— Exercise instructions —
Print out each entry below exactly, please.

═════ Task data ═════

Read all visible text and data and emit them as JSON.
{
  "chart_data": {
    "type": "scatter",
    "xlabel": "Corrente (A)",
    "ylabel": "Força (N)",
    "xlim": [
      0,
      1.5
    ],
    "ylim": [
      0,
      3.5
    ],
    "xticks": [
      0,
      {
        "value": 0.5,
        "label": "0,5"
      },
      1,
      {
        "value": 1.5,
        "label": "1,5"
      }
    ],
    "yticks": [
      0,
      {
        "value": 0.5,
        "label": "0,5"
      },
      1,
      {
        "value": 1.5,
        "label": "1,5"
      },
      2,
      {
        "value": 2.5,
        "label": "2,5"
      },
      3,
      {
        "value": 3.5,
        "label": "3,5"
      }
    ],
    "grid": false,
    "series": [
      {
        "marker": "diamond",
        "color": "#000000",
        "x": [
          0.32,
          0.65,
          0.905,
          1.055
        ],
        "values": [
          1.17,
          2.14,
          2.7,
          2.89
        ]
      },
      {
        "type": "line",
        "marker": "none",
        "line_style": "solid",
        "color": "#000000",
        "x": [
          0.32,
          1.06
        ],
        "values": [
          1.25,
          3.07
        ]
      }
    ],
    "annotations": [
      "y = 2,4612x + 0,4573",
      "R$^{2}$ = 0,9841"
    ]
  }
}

═════

— Result of this exercise —
Read all visible text and data and emit them as JSON.
{
  "chart_data": {
    "type": "scatter",
    "xlabel": "Corrente (A)",
    "ylabel": "Força (N)",
    "xlim": [
      0,
      1.5
    ],
    "ylim": [
      0,
      3.5
    ],
    "xticks": [
      0,
      {
        "value": 0.5,
        "label": "0,5"
      },
      1,
      {
        "value": 1.5,
        "label": "1,5"
      }
    ],
    "yticks": [
      0,
      {
        "value": 0.5,
        "label": "0,5"
      },
      1,
      {
        "value": 1.5,
        "label": "1,5"
      },
      2,
      {
        "value": 2.5,
        "label": "2,5"
      },
      3,
      {
        "value": 3.5,
        "label": "3,5"
      }
    ],
    "grid": false,
    "series": [
      {
        "marker": "diamond",
        "color": "#000000",
        "x": [
          0.32,
          0.65,
          0.905,
          1.055
        ],
        "values": [
          1.17,
          2.14,
          2.7,
          2.89
        ]
      },
      {
        "type": "line",
        "marker": "none",
        "line_style": "solid",
        "color": "#000000",
        "x": [
          0.32,
          1.06
        ],
        "values": [
          1.25,
          3.07
        ]
      }
    ],
    "annotations": [
      "y = 2,4612x + 0,4573",
      "R$^{2}$ = 0,9841"
    ]
  }
}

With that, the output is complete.